RECORDS SHOWN

◆ ◆ ◆

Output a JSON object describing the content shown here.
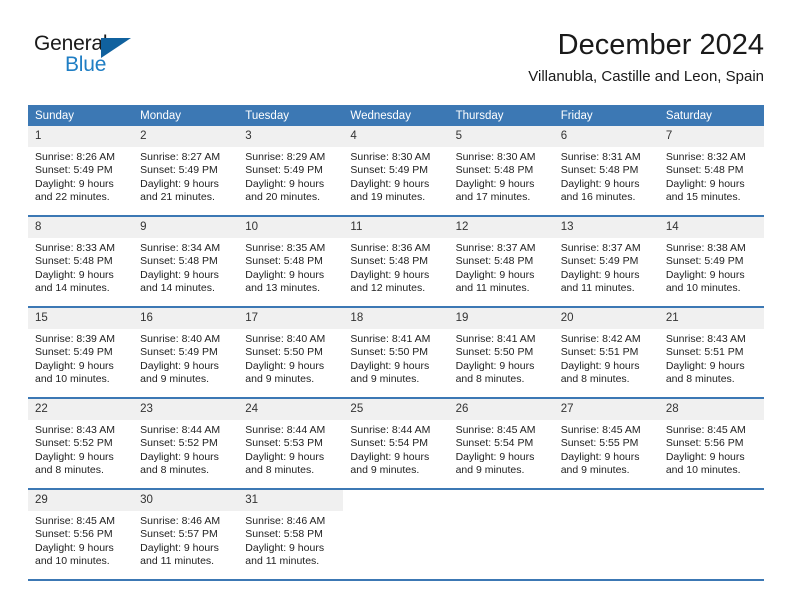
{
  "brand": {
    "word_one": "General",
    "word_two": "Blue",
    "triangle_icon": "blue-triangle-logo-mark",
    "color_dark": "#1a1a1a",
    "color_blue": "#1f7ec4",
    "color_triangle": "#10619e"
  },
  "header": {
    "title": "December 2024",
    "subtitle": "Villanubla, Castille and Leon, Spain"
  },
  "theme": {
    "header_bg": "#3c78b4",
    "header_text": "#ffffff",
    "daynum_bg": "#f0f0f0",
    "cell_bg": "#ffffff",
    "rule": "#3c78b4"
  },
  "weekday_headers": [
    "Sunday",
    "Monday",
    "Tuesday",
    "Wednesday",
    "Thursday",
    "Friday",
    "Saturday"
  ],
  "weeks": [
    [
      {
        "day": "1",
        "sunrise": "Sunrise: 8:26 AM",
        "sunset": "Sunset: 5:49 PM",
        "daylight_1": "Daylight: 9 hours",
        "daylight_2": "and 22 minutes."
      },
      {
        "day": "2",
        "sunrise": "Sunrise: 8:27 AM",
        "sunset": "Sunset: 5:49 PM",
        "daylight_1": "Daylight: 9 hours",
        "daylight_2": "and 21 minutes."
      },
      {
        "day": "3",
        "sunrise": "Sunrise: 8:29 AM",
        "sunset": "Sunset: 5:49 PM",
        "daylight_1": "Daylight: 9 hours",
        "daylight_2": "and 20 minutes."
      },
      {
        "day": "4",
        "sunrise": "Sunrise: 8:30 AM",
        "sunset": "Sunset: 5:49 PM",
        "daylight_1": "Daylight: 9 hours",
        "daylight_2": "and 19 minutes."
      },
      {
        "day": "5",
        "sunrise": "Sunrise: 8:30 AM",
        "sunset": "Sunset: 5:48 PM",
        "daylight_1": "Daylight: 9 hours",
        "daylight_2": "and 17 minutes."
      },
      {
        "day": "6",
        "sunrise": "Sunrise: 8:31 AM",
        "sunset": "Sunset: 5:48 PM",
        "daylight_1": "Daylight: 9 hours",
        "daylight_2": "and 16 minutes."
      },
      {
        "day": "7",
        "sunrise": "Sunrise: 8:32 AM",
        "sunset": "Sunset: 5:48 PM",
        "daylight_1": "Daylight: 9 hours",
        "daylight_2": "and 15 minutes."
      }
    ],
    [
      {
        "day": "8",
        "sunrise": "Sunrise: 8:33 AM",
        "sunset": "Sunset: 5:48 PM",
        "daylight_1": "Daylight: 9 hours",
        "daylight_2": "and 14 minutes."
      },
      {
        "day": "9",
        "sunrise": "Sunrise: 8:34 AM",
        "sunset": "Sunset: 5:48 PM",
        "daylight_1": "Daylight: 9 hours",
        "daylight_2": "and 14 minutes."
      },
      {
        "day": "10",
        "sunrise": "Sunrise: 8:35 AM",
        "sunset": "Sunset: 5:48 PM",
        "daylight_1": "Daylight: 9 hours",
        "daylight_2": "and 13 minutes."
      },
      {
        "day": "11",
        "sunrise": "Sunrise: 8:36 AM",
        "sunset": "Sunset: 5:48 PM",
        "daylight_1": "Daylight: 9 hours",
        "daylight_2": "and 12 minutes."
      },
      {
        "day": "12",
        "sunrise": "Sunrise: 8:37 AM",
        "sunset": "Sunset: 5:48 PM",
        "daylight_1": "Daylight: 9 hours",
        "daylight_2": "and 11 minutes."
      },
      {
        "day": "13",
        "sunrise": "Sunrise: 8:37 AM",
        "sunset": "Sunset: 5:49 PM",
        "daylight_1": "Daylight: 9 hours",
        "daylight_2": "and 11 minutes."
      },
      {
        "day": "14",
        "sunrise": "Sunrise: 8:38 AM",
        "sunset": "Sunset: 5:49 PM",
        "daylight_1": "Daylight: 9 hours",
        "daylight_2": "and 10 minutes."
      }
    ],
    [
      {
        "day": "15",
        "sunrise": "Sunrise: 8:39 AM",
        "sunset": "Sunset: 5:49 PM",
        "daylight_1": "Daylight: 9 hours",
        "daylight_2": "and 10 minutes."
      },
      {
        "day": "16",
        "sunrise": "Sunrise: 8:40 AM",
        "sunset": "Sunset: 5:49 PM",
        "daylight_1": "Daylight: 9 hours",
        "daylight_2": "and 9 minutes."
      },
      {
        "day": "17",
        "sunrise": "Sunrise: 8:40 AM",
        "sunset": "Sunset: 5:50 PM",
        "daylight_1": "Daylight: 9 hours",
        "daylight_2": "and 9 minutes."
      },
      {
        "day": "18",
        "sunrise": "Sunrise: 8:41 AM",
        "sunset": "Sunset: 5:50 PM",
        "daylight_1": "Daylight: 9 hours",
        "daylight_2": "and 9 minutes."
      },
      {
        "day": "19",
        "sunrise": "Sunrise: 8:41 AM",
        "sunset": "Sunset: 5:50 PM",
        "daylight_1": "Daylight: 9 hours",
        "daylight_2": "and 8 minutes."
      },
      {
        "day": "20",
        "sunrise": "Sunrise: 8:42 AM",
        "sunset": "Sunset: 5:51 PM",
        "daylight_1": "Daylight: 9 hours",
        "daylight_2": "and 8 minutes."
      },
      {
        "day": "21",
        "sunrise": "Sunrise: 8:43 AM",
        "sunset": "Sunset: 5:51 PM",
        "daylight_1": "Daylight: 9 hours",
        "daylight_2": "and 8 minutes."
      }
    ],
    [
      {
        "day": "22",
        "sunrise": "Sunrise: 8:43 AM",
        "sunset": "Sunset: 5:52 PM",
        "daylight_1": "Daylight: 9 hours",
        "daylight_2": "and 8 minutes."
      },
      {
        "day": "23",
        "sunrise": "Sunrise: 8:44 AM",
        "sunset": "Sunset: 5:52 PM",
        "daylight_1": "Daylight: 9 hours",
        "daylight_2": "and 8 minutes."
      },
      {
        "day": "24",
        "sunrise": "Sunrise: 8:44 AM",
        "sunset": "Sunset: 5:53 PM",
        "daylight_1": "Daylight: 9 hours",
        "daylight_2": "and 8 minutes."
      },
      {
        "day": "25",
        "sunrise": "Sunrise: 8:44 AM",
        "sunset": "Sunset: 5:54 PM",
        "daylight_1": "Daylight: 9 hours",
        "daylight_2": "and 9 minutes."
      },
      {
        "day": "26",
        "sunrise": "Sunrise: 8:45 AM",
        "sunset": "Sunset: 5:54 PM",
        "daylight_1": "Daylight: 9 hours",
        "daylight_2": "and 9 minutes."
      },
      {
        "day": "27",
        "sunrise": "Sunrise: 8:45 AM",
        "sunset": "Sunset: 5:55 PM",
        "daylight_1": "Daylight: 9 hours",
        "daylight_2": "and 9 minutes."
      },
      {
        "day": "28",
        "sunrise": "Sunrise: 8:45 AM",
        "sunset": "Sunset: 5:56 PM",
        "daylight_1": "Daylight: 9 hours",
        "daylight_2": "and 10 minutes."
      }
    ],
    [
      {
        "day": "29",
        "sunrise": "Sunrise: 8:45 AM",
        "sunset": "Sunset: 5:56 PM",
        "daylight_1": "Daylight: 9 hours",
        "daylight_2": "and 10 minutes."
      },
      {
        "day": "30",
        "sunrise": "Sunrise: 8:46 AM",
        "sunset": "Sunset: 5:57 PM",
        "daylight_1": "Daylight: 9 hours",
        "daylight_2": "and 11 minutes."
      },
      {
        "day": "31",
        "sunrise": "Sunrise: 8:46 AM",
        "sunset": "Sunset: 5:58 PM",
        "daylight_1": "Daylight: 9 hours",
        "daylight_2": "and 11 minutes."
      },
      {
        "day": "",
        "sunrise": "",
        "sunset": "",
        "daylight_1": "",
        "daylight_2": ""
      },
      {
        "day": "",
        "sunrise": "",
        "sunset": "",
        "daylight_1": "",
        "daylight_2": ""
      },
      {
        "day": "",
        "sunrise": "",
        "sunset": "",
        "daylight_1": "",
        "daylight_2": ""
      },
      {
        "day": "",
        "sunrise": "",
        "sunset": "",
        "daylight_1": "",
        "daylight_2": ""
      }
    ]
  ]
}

◆ ◆ ◆

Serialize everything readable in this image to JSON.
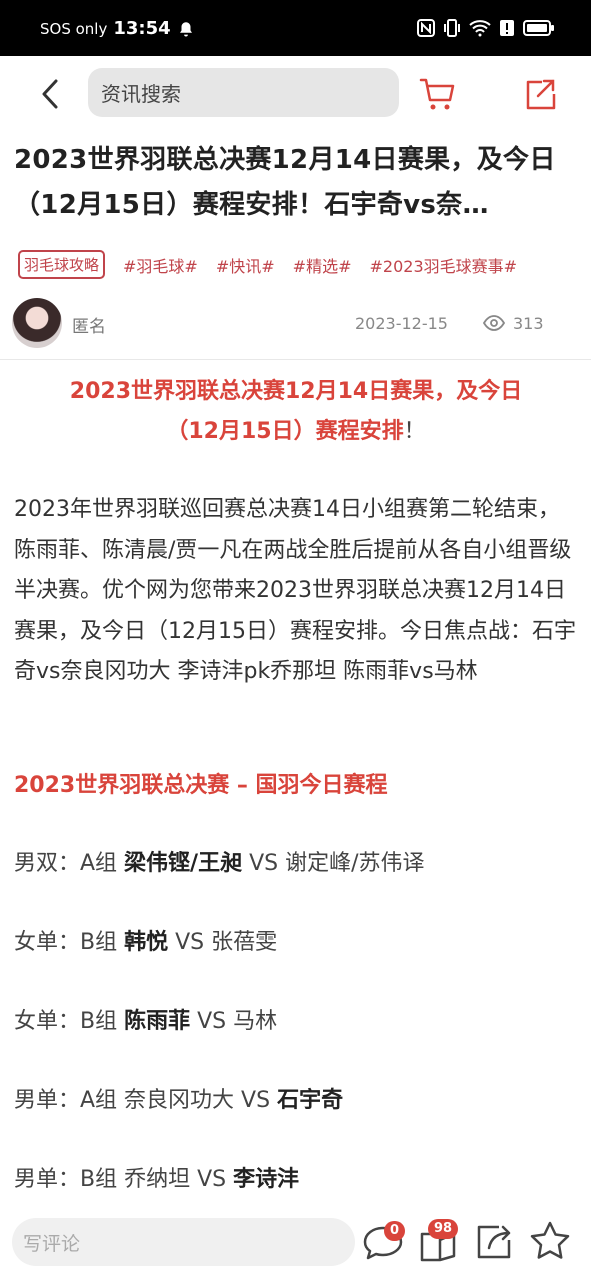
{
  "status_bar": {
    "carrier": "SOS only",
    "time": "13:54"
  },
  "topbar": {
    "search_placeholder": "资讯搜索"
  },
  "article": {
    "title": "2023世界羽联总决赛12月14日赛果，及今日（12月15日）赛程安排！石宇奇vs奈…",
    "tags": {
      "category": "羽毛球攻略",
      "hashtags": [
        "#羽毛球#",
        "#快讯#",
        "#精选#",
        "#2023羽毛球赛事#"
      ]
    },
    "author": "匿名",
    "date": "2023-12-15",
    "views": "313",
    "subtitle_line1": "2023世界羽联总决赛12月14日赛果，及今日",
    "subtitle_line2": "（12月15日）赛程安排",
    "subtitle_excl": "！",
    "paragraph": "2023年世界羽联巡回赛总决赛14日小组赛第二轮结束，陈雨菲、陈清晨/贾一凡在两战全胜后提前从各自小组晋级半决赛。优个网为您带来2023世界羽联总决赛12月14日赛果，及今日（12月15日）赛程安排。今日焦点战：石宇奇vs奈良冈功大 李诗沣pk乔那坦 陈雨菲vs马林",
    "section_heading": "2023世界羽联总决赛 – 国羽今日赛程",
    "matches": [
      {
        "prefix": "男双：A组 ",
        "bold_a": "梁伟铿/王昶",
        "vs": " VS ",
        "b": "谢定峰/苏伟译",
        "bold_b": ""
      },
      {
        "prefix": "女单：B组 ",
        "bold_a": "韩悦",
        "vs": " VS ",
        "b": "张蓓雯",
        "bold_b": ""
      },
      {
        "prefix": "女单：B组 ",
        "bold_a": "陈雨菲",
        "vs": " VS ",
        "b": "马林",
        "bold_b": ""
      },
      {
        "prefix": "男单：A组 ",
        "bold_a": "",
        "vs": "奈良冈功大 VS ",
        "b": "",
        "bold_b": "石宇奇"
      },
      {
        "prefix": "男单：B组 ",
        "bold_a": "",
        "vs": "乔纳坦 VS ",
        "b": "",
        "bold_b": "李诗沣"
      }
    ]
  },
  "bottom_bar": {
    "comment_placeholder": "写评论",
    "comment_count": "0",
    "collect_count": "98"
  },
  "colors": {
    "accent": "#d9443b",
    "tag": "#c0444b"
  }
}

◆ ◆ ◆

PROBLEM TO SOLVE
Copy out each line in the listing that has the word "赛程安排".

TASK OUTPUT
    "title": "2023世界羽联总决赛12月14日赛果，及今日（12月15日）赛程安排！石宇奇vs奈…",
    "subtitle_line2": "（12月15日）赛程安排",
    "paragraph": "2023年世界羽联巡回赛总决赛14日小组赛第二轮结束，陈雨菲、陈清晨/贾一凡在两战全胜后提前从各自小组晋级半决赛。优个网为您带来2023世界羽联总决赛12月14日赛果，及今日（12月15日）赛程安排。今日焦点战：石宇奇vs奈良冈功大 李诗沣pk乔那坦 陈雨菲vs马林",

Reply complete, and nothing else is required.